Written exercise: How many lines in the data below contain the string "their"? Matches must be case-sensitive, and your reply should be only the number.

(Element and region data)
>> BEGIN
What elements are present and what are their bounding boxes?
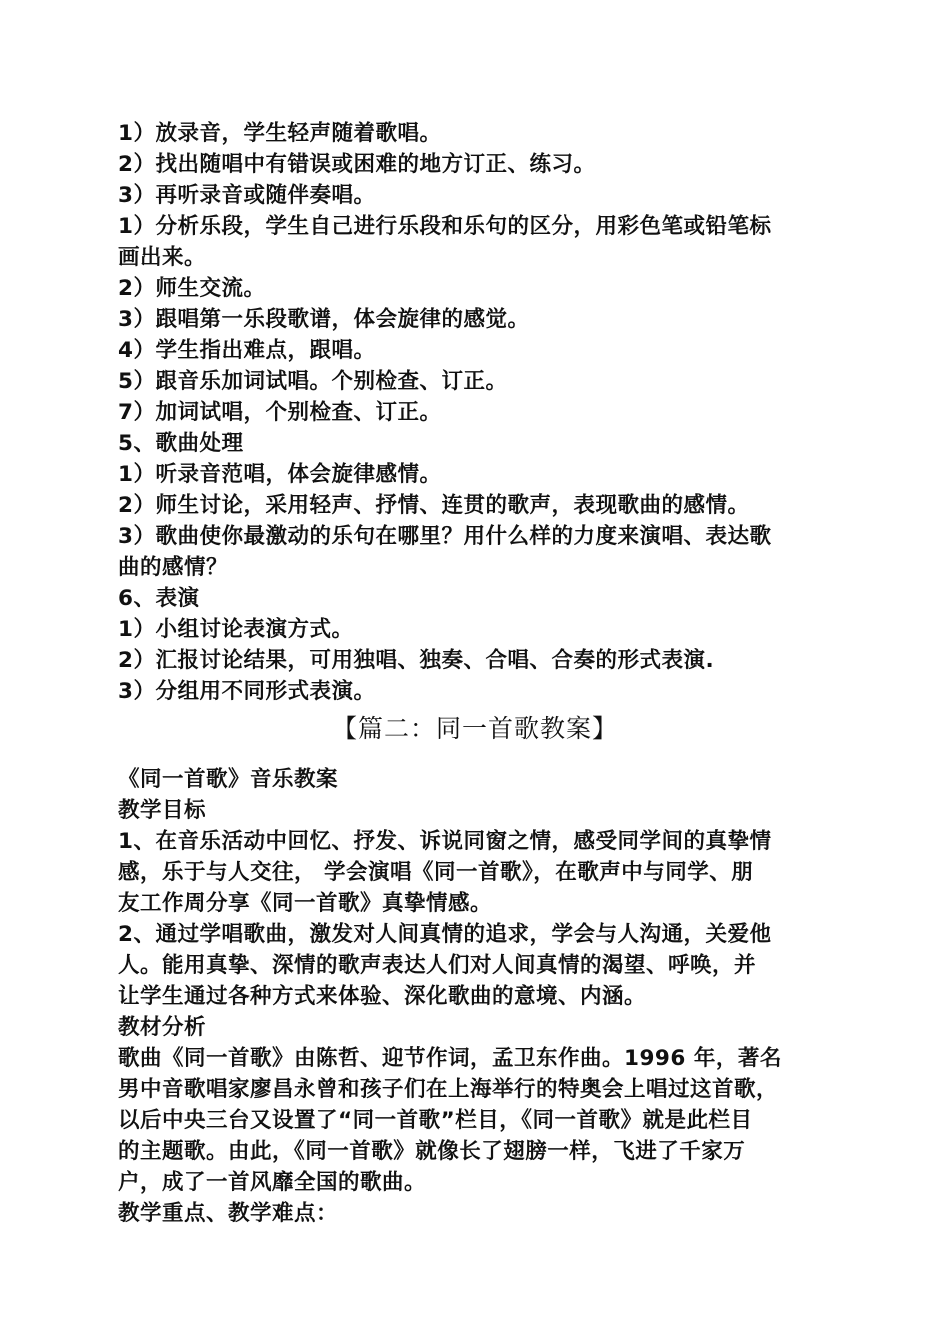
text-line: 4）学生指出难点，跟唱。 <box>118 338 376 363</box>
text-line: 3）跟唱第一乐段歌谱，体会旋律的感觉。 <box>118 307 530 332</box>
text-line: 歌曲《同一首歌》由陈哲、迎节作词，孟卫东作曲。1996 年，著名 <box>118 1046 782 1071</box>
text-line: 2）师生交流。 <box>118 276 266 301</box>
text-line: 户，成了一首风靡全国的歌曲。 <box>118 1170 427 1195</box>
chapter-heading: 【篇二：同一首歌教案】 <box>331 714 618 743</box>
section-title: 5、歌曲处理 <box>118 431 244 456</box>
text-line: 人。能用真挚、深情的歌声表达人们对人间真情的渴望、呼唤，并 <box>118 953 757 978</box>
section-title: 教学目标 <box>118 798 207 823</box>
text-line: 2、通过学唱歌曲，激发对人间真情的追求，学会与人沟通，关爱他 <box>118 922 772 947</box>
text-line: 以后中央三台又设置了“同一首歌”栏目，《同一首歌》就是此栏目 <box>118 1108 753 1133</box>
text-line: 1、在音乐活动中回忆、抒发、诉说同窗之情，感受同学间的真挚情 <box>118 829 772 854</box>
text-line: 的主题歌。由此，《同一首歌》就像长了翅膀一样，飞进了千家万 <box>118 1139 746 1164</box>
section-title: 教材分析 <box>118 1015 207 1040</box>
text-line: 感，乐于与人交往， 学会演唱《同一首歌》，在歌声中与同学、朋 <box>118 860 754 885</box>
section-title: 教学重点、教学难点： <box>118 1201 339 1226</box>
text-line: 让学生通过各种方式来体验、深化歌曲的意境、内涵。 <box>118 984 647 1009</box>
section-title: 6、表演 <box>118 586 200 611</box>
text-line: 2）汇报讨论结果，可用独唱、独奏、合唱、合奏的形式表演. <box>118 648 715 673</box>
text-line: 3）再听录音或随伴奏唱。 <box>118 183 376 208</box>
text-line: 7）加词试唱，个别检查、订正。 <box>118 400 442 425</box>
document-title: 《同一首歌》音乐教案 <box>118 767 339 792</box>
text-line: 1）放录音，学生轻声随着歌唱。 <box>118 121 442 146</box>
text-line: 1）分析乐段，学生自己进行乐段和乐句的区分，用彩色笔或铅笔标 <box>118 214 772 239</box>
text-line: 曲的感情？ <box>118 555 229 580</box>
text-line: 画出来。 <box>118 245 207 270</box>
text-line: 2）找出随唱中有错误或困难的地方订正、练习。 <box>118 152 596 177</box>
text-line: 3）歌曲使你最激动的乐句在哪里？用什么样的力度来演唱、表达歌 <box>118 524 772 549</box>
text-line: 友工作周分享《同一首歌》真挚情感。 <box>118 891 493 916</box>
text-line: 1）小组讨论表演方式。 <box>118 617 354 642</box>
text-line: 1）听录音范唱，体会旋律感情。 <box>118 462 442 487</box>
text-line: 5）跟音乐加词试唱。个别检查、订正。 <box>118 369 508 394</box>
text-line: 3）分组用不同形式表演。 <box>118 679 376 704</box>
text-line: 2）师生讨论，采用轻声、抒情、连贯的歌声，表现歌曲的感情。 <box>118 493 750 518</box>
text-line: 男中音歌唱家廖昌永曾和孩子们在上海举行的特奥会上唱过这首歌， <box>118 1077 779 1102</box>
>> END
>> BEGIN
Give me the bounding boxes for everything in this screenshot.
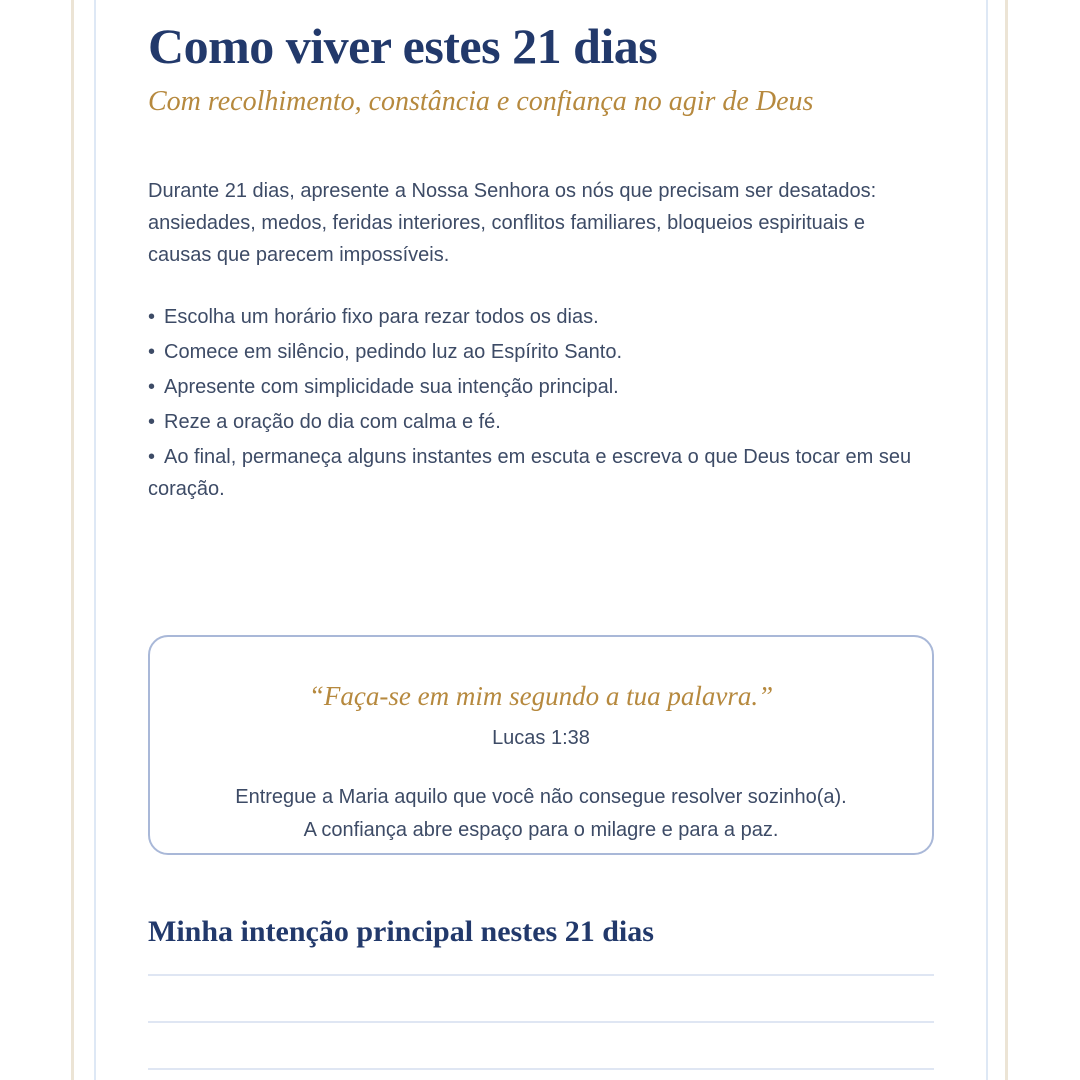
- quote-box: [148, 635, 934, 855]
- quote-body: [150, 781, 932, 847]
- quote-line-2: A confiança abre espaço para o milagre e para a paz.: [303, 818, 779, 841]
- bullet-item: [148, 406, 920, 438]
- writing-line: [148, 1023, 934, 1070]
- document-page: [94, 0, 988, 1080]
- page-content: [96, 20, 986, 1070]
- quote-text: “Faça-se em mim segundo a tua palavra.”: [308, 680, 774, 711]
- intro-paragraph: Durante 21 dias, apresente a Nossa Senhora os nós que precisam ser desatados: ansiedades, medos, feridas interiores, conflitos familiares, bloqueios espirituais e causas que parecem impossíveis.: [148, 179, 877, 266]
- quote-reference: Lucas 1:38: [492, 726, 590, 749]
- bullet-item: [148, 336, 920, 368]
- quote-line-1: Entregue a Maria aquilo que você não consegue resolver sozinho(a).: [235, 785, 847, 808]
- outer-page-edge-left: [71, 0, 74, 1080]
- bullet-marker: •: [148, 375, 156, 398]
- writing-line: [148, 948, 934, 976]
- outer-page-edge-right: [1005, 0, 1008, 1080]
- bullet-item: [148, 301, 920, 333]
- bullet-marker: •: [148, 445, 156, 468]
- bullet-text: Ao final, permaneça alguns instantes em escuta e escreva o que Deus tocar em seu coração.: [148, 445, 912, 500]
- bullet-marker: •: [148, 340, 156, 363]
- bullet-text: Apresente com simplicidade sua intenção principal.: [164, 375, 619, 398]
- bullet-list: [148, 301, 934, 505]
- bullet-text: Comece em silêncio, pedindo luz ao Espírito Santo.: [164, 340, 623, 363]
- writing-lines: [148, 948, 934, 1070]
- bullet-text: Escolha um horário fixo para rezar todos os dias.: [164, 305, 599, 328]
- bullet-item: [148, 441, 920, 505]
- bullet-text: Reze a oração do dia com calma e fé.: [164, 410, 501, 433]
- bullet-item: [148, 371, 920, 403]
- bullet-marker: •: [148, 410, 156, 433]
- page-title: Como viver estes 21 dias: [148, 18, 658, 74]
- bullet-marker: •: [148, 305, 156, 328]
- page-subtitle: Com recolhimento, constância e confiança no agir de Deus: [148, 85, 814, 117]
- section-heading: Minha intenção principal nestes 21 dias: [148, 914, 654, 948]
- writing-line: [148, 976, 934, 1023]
>> END
>> BEGIN
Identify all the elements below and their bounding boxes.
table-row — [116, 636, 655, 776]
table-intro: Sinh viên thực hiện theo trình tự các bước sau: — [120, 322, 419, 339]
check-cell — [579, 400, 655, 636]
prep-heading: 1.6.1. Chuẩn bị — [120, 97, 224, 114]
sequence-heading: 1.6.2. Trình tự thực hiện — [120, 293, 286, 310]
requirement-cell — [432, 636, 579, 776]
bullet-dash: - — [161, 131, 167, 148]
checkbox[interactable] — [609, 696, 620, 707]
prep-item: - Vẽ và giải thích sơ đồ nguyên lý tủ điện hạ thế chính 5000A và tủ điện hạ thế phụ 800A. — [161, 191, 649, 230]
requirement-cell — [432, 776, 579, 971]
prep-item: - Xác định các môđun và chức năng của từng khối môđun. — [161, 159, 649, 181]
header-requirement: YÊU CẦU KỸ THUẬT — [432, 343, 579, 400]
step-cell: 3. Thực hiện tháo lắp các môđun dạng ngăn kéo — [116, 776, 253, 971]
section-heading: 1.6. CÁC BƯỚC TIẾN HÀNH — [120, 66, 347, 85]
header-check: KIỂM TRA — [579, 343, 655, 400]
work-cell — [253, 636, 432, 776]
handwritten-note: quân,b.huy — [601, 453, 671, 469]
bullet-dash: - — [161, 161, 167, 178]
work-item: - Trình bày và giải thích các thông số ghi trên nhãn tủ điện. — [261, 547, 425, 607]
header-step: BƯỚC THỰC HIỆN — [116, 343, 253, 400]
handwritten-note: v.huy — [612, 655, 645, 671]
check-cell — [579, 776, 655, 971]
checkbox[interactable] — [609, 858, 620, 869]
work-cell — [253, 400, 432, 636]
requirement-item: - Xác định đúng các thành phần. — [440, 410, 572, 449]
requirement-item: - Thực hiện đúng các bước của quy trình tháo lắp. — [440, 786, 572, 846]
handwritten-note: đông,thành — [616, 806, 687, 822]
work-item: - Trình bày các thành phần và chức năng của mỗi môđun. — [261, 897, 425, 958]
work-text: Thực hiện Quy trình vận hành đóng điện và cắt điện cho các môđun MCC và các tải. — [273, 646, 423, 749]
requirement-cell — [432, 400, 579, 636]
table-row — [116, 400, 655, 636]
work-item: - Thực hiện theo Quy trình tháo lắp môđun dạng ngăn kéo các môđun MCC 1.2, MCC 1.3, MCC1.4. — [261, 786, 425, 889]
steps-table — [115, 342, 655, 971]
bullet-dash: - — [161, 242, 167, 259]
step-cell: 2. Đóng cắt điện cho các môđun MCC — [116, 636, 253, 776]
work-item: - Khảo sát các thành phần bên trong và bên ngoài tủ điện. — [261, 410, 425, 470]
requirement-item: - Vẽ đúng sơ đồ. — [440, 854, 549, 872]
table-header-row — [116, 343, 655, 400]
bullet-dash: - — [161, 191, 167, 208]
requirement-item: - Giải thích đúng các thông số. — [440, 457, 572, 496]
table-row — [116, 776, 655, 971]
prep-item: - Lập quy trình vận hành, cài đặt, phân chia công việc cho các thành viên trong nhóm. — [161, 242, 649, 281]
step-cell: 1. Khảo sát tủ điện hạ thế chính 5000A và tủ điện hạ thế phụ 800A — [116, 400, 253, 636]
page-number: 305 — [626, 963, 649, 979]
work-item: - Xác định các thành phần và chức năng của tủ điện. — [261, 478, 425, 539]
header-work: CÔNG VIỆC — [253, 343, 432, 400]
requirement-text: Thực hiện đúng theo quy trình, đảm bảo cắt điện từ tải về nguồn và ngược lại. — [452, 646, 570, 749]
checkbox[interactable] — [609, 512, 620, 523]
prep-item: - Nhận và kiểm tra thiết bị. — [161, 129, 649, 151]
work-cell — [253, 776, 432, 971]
>> END
Exercise solution: 2